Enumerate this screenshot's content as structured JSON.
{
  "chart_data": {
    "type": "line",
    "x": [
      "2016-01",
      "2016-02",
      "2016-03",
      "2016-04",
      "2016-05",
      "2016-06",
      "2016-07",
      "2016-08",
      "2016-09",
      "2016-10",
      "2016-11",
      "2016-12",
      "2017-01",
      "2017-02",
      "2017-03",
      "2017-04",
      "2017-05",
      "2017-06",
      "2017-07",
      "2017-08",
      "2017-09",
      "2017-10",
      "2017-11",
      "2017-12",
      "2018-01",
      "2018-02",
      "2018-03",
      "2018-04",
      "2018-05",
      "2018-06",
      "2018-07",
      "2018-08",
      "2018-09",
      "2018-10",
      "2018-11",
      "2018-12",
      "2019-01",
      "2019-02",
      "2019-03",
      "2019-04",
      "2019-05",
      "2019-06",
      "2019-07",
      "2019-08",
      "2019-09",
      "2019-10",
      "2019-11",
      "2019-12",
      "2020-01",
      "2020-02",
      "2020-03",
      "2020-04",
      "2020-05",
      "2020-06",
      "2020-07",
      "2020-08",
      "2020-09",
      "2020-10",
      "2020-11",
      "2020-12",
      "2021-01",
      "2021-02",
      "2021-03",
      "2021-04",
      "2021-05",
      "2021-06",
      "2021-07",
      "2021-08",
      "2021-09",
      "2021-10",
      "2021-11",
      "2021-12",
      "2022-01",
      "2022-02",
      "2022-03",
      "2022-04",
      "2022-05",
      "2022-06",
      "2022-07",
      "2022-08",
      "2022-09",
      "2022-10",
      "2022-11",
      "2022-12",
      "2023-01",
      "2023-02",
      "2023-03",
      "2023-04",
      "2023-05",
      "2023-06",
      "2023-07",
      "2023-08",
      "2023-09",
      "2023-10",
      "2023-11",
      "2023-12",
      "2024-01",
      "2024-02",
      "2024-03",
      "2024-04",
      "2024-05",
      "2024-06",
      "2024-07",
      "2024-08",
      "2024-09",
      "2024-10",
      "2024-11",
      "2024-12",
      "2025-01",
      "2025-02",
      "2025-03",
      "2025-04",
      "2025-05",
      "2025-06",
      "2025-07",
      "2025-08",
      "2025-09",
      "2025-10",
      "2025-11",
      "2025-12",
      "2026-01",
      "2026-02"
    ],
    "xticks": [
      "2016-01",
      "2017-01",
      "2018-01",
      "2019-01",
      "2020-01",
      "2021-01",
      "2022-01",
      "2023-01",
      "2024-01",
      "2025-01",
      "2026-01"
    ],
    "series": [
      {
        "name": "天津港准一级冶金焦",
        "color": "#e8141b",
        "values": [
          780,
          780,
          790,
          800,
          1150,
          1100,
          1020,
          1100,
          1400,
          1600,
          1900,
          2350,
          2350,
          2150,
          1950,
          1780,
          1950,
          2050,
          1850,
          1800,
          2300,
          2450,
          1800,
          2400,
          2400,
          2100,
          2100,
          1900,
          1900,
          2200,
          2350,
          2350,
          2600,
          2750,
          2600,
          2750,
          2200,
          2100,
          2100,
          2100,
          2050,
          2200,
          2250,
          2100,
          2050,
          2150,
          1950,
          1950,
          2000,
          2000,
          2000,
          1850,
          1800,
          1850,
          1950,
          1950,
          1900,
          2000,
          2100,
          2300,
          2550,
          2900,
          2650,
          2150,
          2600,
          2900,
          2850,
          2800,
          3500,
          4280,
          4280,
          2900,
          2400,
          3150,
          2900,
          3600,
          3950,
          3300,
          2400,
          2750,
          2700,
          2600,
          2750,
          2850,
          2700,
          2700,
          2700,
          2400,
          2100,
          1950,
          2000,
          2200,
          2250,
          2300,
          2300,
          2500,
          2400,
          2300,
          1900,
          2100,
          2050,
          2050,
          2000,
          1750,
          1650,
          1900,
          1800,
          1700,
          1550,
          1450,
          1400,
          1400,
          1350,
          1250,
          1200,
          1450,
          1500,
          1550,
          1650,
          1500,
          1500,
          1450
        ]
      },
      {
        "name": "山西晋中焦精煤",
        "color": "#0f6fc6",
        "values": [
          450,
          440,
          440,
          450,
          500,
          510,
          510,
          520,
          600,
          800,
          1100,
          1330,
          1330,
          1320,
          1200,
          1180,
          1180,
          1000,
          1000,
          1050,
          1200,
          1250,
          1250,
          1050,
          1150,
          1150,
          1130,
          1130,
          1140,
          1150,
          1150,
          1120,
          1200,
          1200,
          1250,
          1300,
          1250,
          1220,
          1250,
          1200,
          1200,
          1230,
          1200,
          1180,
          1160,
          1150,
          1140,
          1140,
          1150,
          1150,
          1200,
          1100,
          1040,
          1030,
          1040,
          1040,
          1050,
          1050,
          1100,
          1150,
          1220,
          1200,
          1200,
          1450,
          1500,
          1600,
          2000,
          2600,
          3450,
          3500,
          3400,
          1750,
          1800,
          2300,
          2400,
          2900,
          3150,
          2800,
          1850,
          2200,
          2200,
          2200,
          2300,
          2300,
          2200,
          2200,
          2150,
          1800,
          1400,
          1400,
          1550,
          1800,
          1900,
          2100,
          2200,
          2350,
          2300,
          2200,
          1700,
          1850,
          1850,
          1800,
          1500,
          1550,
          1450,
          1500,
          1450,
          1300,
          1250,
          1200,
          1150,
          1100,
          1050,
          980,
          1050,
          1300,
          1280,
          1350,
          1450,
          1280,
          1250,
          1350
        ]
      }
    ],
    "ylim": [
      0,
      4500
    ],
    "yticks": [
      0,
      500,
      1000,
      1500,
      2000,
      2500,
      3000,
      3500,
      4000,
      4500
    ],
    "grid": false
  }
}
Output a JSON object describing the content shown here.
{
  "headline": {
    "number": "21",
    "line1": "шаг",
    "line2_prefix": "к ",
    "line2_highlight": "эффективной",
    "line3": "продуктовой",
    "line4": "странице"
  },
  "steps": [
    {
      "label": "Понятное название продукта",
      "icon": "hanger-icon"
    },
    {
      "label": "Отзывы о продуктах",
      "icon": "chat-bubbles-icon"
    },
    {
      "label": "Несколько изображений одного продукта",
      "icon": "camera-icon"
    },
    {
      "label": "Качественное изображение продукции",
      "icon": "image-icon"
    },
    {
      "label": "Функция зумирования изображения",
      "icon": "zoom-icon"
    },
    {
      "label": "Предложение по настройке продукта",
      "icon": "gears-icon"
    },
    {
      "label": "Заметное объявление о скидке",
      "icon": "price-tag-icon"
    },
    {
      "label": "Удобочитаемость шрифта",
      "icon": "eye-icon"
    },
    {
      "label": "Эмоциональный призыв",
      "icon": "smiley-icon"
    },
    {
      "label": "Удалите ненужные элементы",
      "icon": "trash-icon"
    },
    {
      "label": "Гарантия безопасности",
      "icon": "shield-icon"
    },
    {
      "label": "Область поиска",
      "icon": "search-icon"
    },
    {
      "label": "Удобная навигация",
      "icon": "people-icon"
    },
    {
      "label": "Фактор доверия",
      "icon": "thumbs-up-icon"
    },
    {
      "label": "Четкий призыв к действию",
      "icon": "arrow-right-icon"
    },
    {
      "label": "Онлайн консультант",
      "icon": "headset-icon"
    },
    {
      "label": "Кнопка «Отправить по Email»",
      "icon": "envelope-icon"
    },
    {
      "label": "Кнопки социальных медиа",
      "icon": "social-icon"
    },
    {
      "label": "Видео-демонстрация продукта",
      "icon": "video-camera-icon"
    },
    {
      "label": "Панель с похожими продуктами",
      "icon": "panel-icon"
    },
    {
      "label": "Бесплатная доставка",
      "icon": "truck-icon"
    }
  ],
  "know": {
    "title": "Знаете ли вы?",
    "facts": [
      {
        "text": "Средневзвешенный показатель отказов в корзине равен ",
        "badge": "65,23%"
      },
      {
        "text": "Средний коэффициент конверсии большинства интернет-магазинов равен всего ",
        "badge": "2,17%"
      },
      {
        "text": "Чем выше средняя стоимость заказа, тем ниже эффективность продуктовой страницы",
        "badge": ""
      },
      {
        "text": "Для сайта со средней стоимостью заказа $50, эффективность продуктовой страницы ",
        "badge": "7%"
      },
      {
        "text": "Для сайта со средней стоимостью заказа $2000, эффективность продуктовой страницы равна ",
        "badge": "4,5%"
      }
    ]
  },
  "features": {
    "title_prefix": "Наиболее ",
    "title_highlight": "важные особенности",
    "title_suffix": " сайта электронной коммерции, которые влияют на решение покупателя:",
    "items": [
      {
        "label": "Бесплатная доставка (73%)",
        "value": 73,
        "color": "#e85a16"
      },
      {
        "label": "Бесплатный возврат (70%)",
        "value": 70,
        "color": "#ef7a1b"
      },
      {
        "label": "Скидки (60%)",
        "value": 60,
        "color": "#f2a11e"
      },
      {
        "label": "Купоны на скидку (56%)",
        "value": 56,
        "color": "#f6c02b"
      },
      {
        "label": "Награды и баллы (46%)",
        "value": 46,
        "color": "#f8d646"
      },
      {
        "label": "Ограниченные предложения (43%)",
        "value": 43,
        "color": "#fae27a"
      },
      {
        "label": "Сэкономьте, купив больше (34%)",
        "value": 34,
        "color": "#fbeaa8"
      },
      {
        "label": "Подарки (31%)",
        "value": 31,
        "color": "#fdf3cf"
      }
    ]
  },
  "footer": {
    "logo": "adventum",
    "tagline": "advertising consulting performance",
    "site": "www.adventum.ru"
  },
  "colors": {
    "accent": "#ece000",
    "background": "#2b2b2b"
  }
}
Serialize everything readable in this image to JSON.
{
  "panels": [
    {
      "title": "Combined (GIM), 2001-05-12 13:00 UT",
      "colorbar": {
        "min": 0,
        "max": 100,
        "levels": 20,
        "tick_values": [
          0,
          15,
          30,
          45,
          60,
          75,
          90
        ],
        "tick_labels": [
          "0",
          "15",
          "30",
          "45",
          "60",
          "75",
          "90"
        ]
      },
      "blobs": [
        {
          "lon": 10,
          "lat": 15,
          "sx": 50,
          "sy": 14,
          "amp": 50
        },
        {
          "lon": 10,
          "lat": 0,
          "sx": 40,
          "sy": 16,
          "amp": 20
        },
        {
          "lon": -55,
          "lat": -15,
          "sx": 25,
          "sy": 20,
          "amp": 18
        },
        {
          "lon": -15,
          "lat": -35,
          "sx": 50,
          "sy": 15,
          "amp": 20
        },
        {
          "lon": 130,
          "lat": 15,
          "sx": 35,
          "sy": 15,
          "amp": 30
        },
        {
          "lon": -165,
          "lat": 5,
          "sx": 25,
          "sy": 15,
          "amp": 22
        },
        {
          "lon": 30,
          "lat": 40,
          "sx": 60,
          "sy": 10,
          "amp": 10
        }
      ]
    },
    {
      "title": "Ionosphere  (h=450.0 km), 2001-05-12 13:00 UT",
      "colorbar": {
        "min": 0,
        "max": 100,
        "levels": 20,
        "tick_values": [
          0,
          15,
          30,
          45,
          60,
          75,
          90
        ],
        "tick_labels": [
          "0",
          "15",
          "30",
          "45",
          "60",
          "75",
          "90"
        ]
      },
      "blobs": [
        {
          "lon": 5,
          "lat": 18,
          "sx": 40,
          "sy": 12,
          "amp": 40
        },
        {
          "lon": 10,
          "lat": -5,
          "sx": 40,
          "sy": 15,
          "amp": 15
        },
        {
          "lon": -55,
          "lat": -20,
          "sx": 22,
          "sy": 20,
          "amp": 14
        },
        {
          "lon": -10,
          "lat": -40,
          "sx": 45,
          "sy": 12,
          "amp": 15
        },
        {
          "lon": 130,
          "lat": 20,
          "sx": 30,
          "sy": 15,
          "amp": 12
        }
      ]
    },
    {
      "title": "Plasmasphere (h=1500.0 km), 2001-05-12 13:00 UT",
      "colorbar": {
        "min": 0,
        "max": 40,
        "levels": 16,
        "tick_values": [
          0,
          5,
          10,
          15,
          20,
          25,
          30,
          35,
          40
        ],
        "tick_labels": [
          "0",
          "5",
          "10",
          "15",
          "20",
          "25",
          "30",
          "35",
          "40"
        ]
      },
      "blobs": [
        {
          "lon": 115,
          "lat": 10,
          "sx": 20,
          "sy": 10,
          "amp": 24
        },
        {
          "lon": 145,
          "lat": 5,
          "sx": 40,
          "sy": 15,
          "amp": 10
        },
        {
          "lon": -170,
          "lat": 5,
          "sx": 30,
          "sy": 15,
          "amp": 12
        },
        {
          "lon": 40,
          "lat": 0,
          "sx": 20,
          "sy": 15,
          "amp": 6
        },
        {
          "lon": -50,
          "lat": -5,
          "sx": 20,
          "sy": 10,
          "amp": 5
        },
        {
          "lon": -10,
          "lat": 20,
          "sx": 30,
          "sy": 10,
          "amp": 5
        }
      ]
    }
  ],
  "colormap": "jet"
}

++++

_Prompt_:
For the string "badge", count the lines of the entries above that include it; answer with the number only.

_Exercise solution_:
5